== DO THIS ==
Write the data out again exactly, dropping any images it holds.

____ DATASET ENTRIES

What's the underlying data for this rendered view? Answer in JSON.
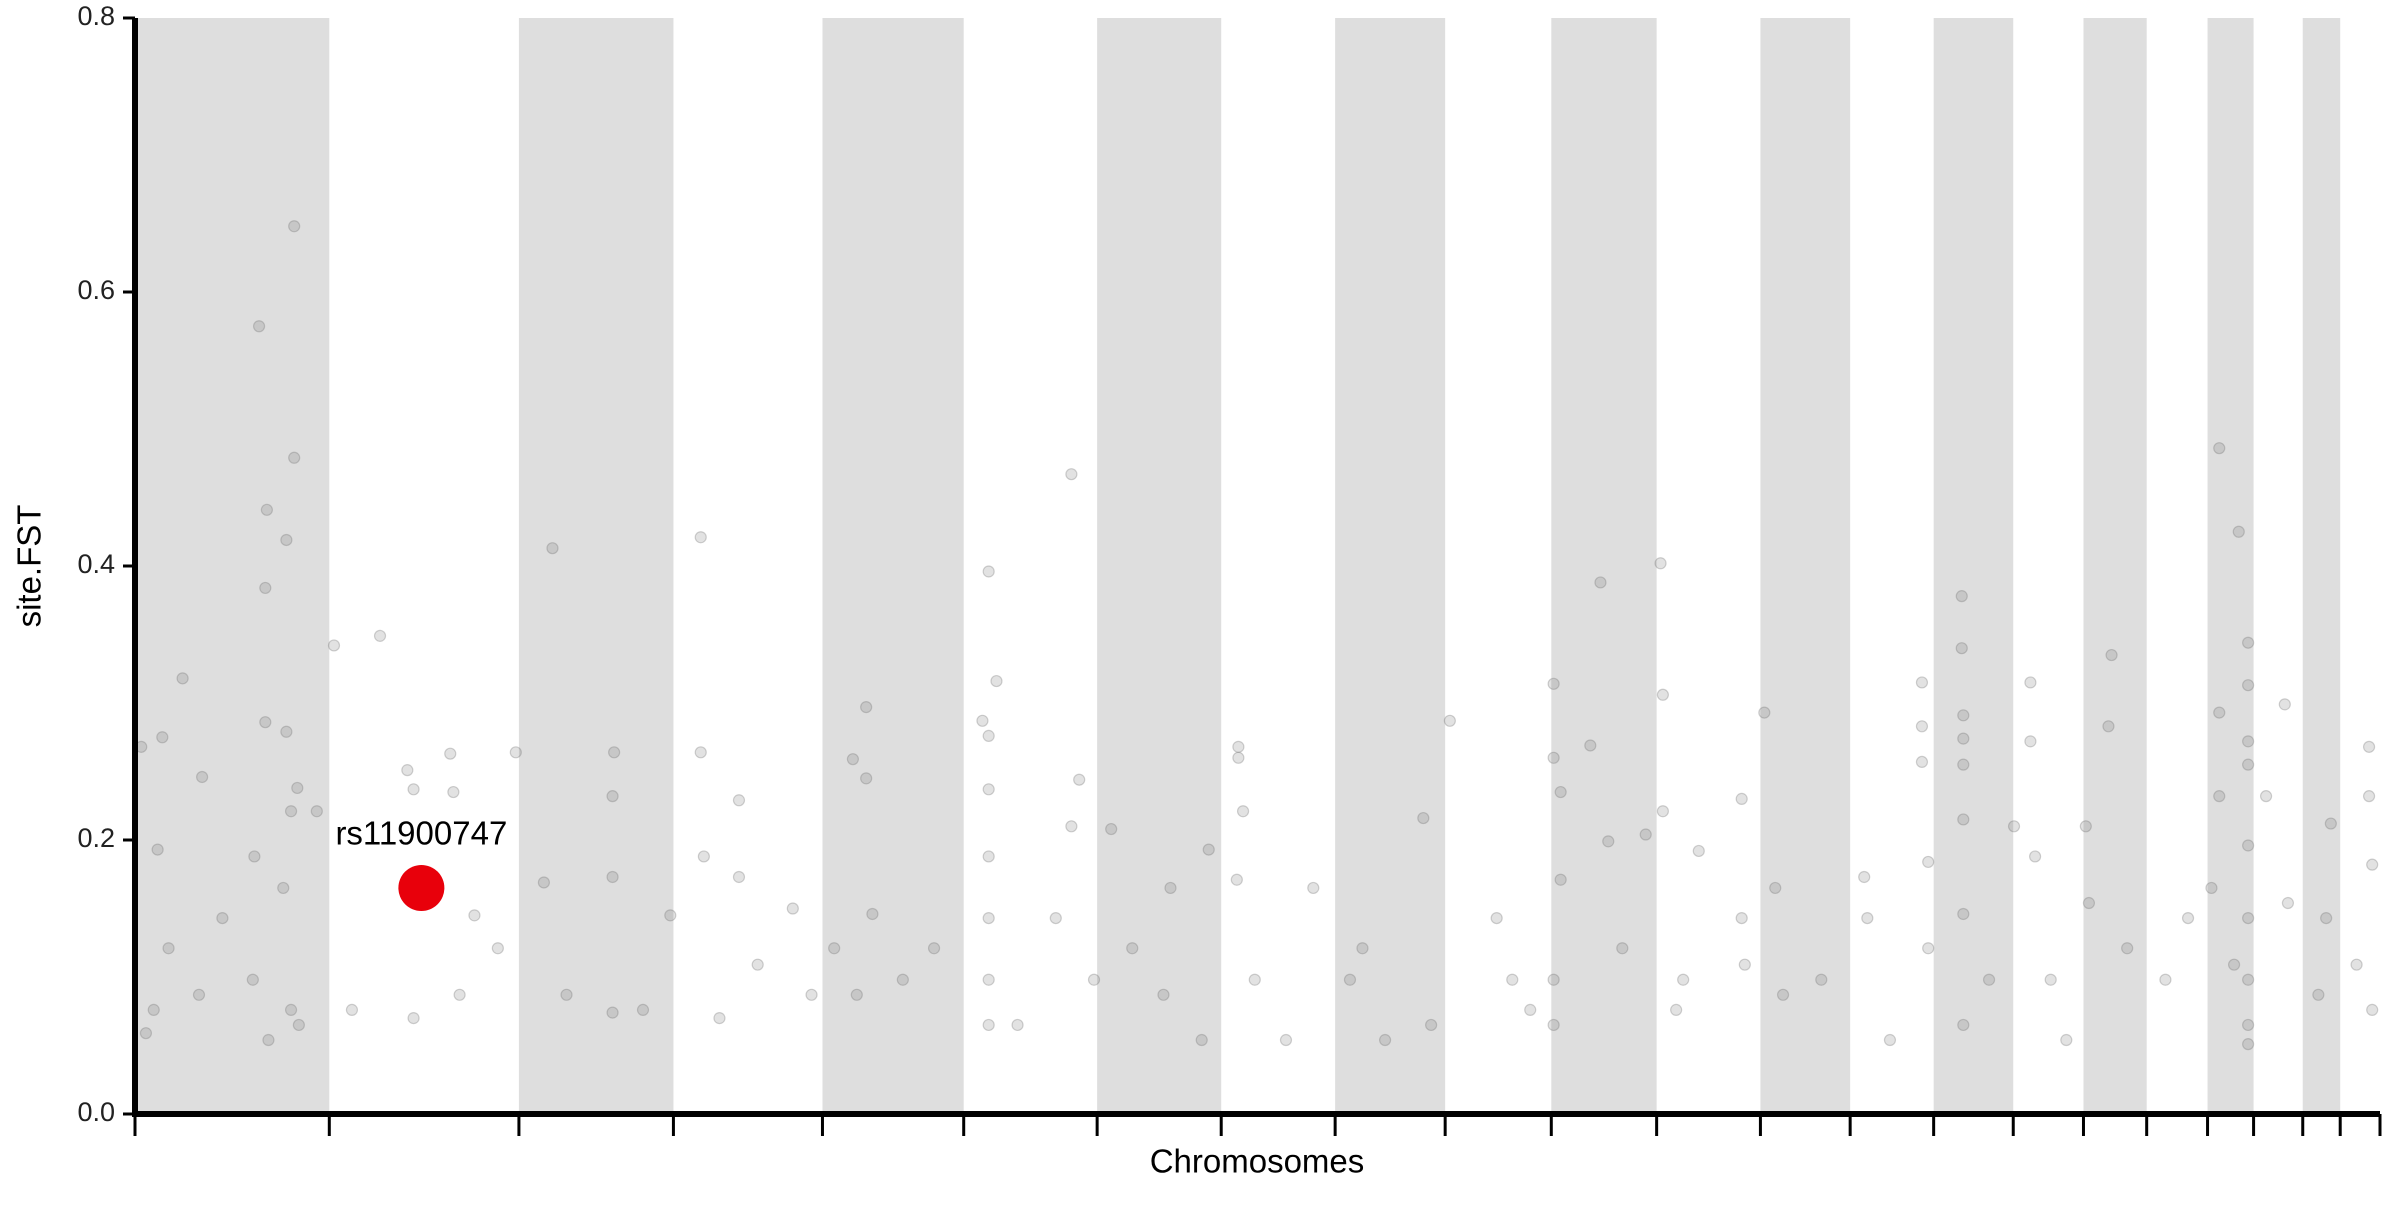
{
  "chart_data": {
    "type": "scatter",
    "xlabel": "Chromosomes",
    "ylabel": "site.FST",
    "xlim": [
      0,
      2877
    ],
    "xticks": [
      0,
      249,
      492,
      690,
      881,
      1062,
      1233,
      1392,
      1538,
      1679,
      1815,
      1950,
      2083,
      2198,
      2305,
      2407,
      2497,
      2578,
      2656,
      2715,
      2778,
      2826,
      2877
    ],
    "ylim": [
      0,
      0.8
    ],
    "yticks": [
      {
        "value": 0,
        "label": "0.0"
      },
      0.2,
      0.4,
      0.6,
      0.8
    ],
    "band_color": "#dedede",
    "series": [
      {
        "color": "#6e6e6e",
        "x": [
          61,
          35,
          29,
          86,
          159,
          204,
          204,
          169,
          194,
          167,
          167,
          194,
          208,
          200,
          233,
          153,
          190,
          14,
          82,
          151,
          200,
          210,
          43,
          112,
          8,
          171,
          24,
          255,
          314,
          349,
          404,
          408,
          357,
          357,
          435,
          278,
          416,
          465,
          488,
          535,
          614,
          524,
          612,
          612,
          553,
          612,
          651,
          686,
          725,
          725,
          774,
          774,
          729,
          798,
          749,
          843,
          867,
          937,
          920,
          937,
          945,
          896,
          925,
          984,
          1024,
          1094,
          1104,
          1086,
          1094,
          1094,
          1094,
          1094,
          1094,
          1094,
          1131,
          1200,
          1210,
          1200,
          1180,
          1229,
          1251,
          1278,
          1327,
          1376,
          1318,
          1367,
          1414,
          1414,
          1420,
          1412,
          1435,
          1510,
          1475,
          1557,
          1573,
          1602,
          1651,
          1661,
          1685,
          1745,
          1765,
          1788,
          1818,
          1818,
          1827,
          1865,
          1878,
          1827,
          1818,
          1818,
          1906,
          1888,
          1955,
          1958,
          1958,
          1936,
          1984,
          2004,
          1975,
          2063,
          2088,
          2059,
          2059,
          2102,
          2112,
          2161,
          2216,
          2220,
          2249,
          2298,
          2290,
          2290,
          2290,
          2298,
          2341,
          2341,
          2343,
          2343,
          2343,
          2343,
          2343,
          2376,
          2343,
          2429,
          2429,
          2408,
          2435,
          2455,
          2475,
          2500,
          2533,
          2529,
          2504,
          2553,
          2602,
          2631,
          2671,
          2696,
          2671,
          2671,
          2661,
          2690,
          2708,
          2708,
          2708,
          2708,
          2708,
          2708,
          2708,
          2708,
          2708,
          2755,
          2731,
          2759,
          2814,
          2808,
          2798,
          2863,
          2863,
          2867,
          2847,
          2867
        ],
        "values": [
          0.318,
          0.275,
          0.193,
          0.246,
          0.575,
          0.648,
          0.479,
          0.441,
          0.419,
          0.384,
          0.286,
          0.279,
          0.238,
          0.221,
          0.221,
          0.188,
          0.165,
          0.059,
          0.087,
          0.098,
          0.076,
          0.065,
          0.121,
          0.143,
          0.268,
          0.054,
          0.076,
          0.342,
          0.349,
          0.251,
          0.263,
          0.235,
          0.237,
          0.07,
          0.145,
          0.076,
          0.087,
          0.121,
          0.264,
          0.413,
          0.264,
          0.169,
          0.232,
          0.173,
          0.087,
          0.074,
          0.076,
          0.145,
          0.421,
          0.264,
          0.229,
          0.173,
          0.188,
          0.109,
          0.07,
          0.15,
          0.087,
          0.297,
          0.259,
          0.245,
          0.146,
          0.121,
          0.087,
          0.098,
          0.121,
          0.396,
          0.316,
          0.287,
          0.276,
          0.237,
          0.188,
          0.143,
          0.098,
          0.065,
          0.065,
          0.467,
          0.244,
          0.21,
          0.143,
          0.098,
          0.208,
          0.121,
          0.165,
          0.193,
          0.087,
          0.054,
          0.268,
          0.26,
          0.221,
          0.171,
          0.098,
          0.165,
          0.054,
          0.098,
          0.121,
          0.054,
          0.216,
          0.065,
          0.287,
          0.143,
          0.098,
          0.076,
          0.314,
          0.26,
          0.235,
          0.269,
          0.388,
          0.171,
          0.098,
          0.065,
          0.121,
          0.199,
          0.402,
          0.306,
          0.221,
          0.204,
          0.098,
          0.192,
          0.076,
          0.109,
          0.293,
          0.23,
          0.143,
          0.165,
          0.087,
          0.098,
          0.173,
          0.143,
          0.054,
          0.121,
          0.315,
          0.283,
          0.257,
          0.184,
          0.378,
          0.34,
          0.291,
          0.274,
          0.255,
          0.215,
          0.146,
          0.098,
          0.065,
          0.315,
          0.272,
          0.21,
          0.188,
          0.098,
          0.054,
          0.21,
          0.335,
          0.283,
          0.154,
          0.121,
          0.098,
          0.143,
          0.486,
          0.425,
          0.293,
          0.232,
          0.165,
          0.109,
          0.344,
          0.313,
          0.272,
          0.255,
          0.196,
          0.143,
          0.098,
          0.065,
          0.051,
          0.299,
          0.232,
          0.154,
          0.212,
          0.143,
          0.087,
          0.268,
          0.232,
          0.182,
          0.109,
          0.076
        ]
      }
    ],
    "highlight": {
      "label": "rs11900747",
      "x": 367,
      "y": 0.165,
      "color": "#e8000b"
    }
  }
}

________

== TASK OUTPUT ==
What's the underlying data for this rendered view? Answer in JSON.
{
  "chart_data": {
    "type": "scatter",
    "xlabel": "Chromosomes",
    "ylabel": "site.FST",
    "xlim": [
      0,
      2877
    ],
    "xticks": [
      0,
      249,
      492,
      690,
      881,
      1062,
      1233,
      1392,
      1538,
      1679,
      1815,
      1950,
      2083,
      2198,
      2305,
      2407,
      2497,
      2578,
      2656,
      2715,
      2778,
      2826,
      2877
    ],
    "ylim": [
      0,
      0.8
    ],
    "yticks": [
      {
        "value": 0,
        "label": "0.0"
      },
      0.2,
      0.4,
      0.6,
      0.8
    ],
    "band_color": "#dedede",
    "series": [
      {
        "color": "#6e6e6e",
        "x": [
          61,
          35,
          29,
          86,
          159,
          204,
          204,
          169,
          194,
          167,
          167,
          194,
          208,
          200,
          233,
          153,
          190,
          14,
          82,
          151,
          200,
          210,
          43,
          112,
          8,
          171,
          24,
          255,
          314,
          349,
          404,
          408,
          357,
          357,
          435,
          278,
          416,
          465,
          488,
          535,
          614,
          524,
          612,
          612,
          553,
          612,
          651,
          686,
          725,
          725,
          774,
          774,
          729,
          798,
          749,
          843,
          867,
          937,
          920,
          937,
          945,
          896,
          925,
          984,
          1024,
          1094,
          1104,
          1086,
          1094,
          1094,
          1094,
          1094,
          1094,
          1094,
          1131,
          1200,
          1210,
          1200,
          1180,
          1229,
          1251,
          1278,
          1327,
          1376,
          1318,
          1367,
          1414,
          1414,
          1420,
          1412,
          1435,
          1510,
          1475,
          1557,
          1573,
          1602,
          1651,
          1661,
          1685,
          1745,
          1765,
          1788,
          1818,
          1818,
          1827,
          1865,
          1878,
          1827,
          1818,
          1818,
          1906,
          1888,
          1955,
          1958,
          1958,
          1936,
          1984,
          2004,
          1975,
          2063,
          2088,
          2059,
          2059,
          2102,
          2112,
          2161,
          2216,
          2220,
          2249,
          2298,
          2290,
          2290,
          2290,
          2298,
          2341,
          2341,
          2343,
          2343,
          2343,
          2343,
          2343,
          2376,
          2343,
          2429,
          2429,
          2408,
          2435,
          2455,
          2475,
          2500,
          2533,
          2529,
          2504,
          2553,
          2602,
          2631,
          2671,
          2696,
          2671,
          2671,
          2661,
          2690,
          2708,
          2708,
          2708,
          2708,
          2708,
          2708,
          2708,
          2708,
          2708,
          2755,
          2731,
          2759,
          2814,
          2808,
          2798,
          2863,
          2863,
          2867,
          2847,
          2867
        ],
        "values": [
          0.318,
          0.275,
          0.193,
          0.246,
          0.575,
          0.648,
          0.479,
          0.441,
          0.419,
          0.384,
          0.286,
          0.279,
          0.238,
          0.221,
          0.221,
          0.188,
          0.165,
          0.059,
          0.087,
          0.098,
          0.076,
          0.065,
          0.121,
          0.143,
          0.268,
          0.054,
          0.076,
          0.342,
          0.349,
          0.251,
          0.263,
          0.235,
          0.237,
          0.07,
          0.145,
          0.076,
          0.087,
          0.121,
          0.264,
          0.413,
          0.264,
          0.169,
          0.232,
          0.173,
          0.087,
          0.074,
          0.076,
          0.145,
          0.421,
          0.264,
          0.229,
          0.173,
          0.188,
          0.109,
          0.07,
          0.15,
          0.087,
          0.297,
          0.259,
          0.245,
          0.146,
          0.121,
          0.087,
          0.098,
          0.121,
          0.396,
          0.316,
          0.287,
          0.276,
          0.237,
          0.188,
          0.143,
          0.098,
          0.065,
          0.065,
          0.467,
          0.244,
          0.21,
          0.143,
          0.098,
          0.208,
          0.121,
          0.165,
          0.193,
          0.087,
          0.054,
          0.268,
          0.26,
          0.221,
          0.171,
          0.098,
          0.165,
          0.054,
          0.098,
          0.121,
          0.054,
          0.216,
          0.065,
          0.287,
          0.143,
          0.098,
          0.076,
          0.314,
          0.26,
          0.235,
          0.269,
          0.388,
          0.171,
          0.098,
          0.065,
          0.121,
          0.199,
          0.402,
          0.306,
          0.221,
          0.204,
          0.098,
          0.192,
          0.076,
          0.109,
          0.293,
          0.23,
          0.143,
          0.165,
          0.087,
          0.098,
          0.173,
          0.143,
          0.054,
          0.121,
          0.315,
          0.283,
          0.257,
          0.184,
          0.378,
          0.34,
          0.291,
          0.274,
          0.255,
          0.215,
          0.146,
          0.098,
          0.065,
          0.315,
          0.272,
          0.21,
          0.188,
          0.098,
          0.054,
          0.21,
          0.335,
          0.283,
          0.154,
          0.121,
          0.098,
          0.143,
          0.486,
          0.425,
          0.293,
          0.232,
          0.165,
          0.109,
          0.344,
          0.313,
          0.272,
          0.255,
          0.196,
          0.143,
          0.098,
          0.065,
          0.051,
          0.299,
          0.232,
          0.154,
          0.212,
          0.143,
          0.087,
          0.268,
          0.232,
          0.182,
          0.109,
          0.076
        ]
      }
    ],
    "highlight": {
      "label": "rs11900747",
      "x": 367,
      "y": 0.165,
      "color": "#e8000b"
    }
  }
}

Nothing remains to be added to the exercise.